Answer with one number only: the number of lines that contain "sazeb".

# ENTRIES
◆ ◆ ◆

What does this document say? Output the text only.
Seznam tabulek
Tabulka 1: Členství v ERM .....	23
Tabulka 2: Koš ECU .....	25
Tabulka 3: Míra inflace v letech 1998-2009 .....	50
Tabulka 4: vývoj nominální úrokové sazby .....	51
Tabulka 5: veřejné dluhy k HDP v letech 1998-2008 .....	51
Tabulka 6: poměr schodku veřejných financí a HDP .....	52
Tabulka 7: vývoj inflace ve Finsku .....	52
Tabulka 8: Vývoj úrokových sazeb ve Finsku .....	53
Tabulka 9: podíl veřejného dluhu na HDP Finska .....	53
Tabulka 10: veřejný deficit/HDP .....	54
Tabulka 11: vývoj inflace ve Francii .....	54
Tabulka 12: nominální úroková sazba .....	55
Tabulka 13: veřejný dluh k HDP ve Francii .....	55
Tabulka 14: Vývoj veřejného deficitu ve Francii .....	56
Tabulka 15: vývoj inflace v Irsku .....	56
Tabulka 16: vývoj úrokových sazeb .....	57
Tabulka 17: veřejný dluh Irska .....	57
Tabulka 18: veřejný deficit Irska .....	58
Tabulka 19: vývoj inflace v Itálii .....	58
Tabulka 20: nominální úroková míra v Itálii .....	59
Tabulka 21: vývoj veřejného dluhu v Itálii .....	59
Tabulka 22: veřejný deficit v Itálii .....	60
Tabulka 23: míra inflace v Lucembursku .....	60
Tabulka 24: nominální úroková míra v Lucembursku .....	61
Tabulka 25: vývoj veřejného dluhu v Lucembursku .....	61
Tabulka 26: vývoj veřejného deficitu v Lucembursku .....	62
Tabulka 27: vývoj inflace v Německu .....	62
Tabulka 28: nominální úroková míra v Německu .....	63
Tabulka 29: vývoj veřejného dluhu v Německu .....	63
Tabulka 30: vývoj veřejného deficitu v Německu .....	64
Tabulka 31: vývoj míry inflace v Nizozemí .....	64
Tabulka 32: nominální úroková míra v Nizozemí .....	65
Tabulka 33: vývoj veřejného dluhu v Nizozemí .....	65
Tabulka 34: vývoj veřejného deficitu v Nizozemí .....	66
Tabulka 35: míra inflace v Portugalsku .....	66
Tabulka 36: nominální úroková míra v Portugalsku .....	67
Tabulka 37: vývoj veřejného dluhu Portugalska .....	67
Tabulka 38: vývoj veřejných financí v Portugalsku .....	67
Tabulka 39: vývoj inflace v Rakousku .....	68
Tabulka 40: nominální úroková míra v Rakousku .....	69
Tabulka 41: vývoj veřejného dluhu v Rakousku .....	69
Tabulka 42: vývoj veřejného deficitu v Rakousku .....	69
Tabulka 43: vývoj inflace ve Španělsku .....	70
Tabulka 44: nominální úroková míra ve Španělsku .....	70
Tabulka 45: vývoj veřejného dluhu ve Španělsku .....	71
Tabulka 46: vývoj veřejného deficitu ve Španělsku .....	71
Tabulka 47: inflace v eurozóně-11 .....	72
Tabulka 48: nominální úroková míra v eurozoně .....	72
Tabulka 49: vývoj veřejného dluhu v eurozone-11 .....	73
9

◆ ◆ ◆

# SOLUTION TO THE PROBLEM
2